[Source records]
═══
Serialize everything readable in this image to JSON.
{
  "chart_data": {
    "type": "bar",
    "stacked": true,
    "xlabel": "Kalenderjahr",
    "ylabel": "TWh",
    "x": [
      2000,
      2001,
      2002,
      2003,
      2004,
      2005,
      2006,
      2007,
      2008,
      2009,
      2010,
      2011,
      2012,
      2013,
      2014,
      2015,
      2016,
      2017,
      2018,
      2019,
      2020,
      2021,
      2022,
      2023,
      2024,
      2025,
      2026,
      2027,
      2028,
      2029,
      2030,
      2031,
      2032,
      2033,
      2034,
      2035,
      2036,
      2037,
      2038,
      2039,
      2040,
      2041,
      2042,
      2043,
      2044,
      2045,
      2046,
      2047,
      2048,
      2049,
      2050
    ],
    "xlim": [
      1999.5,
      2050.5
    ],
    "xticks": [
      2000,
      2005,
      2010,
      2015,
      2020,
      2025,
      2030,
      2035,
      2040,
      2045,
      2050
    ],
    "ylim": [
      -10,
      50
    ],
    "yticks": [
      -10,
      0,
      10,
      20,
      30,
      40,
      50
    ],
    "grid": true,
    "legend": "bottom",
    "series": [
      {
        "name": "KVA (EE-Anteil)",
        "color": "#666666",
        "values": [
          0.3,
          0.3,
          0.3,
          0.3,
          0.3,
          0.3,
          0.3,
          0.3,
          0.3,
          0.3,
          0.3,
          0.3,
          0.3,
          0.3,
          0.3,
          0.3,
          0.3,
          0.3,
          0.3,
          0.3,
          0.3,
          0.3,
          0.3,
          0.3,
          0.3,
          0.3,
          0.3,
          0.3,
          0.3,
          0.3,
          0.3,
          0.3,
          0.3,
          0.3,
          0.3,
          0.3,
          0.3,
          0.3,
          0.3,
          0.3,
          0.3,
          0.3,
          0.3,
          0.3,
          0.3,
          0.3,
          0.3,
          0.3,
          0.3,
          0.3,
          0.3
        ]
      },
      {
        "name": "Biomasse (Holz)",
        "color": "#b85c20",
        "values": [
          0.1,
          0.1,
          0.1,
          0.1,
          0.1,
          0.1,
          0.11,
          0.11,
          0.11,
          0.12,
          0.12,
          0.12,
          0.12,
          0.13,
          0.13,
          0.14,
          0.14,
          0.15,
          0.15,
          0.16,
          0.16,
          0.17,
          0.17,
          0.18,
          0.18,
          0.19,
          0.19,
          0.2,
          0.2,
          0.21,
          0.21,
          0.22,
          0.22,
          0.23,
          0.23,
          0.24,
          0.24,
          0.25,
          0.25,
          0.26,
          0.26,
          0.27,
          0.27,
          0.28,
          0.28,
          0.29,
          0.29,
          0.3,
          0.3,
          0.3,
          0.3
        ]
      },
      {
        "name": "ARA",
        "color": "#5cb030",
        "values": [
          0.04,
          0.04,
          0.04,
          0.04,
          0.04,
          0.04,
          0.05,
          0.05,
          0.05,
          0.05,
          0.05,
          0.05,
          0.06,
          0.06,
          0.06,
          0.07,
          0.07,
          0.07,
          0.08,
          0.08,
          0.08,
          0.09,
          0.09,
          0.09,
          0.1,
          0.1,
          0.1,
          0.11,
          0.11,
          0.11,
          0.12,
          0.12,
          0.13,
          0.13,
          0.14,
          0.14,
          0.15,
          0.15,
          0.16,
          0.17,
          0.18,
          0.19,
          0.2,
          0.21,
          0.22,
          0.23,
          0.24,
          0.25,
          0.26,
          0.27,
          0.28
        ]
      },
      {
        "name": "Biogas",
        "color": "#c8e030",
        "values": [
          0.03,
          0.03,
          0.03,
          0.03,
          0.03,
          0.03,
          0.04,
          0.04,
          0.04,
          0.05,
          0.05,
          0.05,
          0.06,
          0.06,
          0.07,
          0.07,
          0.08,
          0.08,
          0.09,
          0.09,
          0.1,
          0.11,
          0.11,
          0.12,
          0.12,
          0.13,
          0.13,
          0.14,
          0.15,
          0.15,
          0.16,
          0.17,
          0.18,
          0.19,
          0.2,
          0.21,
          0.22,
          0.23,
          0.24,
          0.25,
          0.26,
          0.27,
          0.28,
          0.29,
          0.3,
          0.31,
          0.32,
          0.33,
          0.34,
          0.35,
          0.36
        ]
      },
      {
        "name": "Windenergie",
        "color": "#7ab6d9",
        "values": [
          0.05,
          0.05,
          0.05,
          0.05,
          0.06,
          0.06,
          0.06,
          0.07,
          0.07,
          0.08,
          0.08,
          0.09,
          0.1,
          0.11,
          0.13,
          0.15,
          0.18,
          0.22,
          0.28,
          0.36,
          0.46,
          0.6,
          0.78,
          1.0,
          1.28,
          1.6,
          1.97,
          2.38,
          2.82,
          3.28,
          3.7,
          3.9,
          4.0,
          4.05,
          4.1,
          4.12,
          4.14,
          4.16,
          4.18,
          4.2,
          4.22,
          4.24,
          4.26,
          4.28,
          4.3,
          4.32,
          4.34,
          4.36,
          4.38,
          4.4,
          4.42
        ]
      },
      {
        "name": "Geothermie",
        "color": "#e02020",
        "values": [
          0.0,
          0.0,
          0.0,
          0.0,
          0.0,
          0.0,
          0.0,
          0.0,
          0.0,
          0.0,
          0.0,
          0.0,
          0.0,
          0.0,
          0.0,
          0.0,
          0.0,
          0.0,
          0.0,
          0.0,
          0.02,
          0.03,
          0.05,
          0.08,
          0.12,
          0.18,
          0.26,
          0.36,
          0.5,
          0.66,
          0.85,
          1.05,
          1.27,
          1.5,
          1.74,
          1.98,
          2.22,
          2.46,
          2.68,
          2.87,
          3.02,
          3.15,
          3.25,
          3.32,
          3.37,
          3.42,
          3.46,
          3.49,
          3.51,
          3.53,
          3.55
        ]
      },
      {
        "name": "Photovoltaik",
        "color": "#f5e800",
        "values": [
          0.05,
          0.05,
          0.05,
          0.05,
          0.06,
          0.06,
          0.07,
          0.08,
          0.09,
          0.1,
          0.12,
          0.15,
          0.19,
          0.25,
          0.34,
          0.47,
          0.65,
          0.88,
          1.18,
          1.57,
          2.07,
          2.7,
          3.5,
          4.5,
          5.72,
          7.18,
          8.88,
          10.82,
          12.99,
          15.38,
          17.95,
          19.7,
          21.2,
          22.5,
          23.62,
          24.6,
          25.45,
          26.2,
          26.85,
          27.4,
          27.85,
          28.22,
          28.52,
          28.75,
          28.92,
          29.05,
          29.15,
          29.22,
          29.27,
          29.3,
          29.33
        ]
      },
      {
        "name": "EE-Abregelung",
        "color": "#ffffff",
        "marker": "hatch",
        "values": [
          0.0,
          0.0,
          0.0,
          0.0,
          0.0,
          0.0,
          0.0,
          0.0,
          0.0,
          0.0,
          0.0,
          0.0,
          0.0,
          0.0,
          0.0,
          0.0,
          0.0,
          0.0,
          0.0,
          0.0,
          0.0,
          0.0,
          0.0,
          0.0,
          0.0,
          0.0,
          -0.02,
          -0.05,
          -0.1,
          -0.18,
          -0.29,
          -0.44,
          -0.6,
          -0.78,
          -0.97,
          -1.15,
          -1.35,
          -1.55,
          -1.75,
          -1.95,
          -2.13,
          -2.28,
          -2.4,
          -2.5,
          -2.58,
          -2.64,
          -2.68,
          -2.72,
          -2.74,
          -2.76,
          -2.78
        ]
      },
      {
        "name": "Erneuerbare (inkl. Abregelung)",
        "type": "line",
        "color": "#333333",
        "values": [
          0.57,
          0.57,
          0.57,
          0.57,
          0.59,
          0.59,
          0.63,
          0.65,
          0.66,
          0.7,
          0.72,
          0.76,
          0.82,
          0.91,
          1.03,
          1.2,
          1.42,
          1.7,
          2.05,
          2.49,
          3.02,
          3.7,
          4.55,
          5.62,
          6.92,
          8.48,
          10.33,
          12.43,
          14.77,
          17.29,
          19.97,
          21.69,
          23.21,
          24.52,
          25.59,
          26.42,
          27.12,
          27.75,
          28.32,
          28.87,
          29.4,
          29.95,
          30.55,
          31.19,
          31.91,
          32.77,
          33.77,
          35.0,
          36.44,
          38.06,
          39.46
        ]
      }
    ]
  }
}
═══
### Task prompt
Find the lines containing "name" and pull them out.

### Answer in full
        "name": "KVA (EE-Anteil)",
        "name": "Biomasse (Holz)",
        "name": "ARA",
        "name": "Biogas",
        "name": "Windenergie",
        "name": "Geothermie",
        "name": "Photovoltaik",
        "name": "EE-Abregelung",
        "name": "Erneuerbare (inkl. Abregelung)",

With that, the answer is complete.